WORK REQUIRED → All lines in the material with the string "respiratory" should be listed.

RECORDS SUPPLIED →
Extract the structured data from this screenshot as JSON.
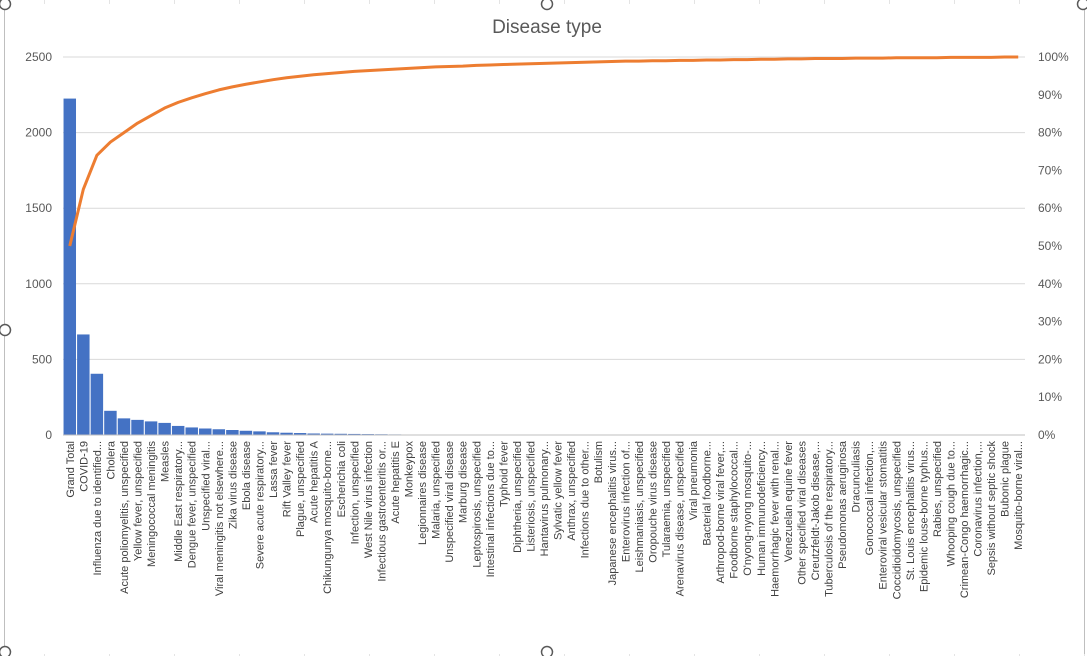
{
  "chart_data": {
    "type": "bar",
    "title": "Disease type",
    "xlabel": "",
    "ylabel": "",
    "ylim": [
      0,
      2500
    ],
    "y2lim": [
      0,
      1
    ],
    "yticks": [
      "0",
      "500",
      "1000",
      "1500",
      "2000",
      "2500"
    ],
    "y2ticks": [
      "0%",
      "10%",
      "20%",
      "30%",
      "40%",
      "50%",
      "60%",
      "70%",
      "80%",
      "90%",
      "100%"
    ],
    "grid": true,
    "legend": "none",
    "categories": [
      "Grand Total",
      "COVID-19",
      "Influenza due to identified...",
      "Cholera",
      "Acute poliomyelitis, unspecified",
      "Yellow fever, unspecified",
      "Meningococcal meningitis",
      "Measles",
      "Middle East respiratory...",
      "Dengue fever, unspecified",
      "Unspecified viral...",
      "Viral meningitis not elsewhere...",
      "Zika virus disease",
      "Ebola disease",
      "Severe acute respiratory...",
      "Lassa fever",
      "Rift Valley fever",
      "Plague, unspecified",
      "Acute hepatitis A",
      "Chikungunya mosquito-borne...",
      "Escherichia coli",
      "Infection, unspecified",
      "West Nile virus infection",
      "Infectious gastroenteritis or...",
      "Acute hepatitis E",
      "Monkeypox",
      "Legionnaires disease",
      "Malaria, unspecified",
      "Unspecified viral disease",
      "Marburg disease",
      "Leptospirosis, unspecified",
      "Intestinal infections due to...",
      "Typhoid fever",
      "Diphtheria, unspecified",
      "Listeriosis, unspecified",
      "Hantavirus pulmonary...",
      "Sylvatic yellow fever",
      "Anthrax, unspecified",
      "Infections due to other...",
      "Botulism",
      "Japanese encephalitis virus...",
      "Enterovirus infection of...",
      "Leishmaniasis, unspecified",
      "Oropouche virus disease",
      "Tularaemia, unspecified",
      "Arenavirus disease, unspecified",
      "Viral pneumonia",
      "Bacterial foodborne...",
      "Arthropod-borne viral fever,...",
      "Foodborne staphylococcal...",
      "O'nyong-nyong mosquito-...",
      "Human immunodeficiency...",
      "Haemorrhagic fever with renal...",
      "Venezuelan equine fever",
      "Other specified viral diseases",
      "Creutzfeldt-Jakob disease,...",
      "Tuberculosis of the respiratory...",
      "Pseudomonas aeruginosa",
      "Dracunculiasis",
      "Gonococcal infection,...",
      "Enteroviral vesicular stomatitis",
      "Coccidioidomycosis, unspecified",
      "St. Louis encephalitis virus...",
      "Epidemic louse-borne typhus...",
      "Rabies, unspecified",
      "Whooping cough due to...",
      "Crimean-Congo haemorrhagic...",
      "Coronavirus infection,...",
      "Sepsis without septic shock",
      "Bubonic plague",
      "Mosquito-borne viral..."
    ],
    "series": [
      {
        "type": "bar",
        "color": "#4472c4",
        "values": [
          2225,
          665,
          405,
          160,
          110,
          100,
          90,
          80,
          60,
          50,
          43,
          38,
          33,
          28,
          24,
          18,
          15,
          13,
          10,
          9,
          8,
          7,
          6,
          5,
          4,
          3,
          3,
          3,
          3,
          3,
          2,
          2,
          2,
          2,
          2,
          2,
          2,
          2,
          2,
          2,
          1,
          1,
          1,
          1,
          1,
          1,
          1,
          1,
          1,
          1,
          1,
          1,
          1,
          1,
          1,
          1,
          1,
          1,
          1,
          1,
          1,
          1,
          1,
          1,
          1,
          1,
          1,
          1,
          1,
          1,
          1
        ]
      },
      {
        "type": "line",
        "axis": "secondary",
        "color": "#ed7d31",
        "values": [
          0.5,
          0.65,
          0.74,
          0.775,
          0.8,
          0.825,
          0.845,
          0.865,
          0.88,
          0.892,
          0.903,
          0.913,
          0.921,
          0.928,
          0.934,
          0.94,
          0.945,
          0.949,
          0.953,
          0.956,
          0.959,
          0.962,
          0.964,
          0.966,
          0.968,
          0.97,
          0.972,
          0.974,
          0.975,
          0.976,
          0.978,
          0.979,
          0.98,
          0.981,
          0.982,
          0.983,
          0.984,
          0.985,
          0.986,
          0.987,
          0.988,
          0.989,
          0.989,
          0.99,
          0.99,
          0.991,
          0.991,
          0.992,
          0.992,
          0.993,
          0.993,
          0.994,
          0.994,
          0.995,
          0.995,
          0.996,
          0.996,
          0.996,
          0.997,
          0.997,
          0.997,
          0.998,
          0.998,
          0.998,
          0.998,
          0.999,
          0.999,
          0.999,
          0.999,
          1.0,
          1.0
        ]
      }
    ]
  }
}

TASK RESPONSE →
      "Middle East respiratory...",
      "Severe acute respiratory...",
      "Tuberculosis of the respiratory...",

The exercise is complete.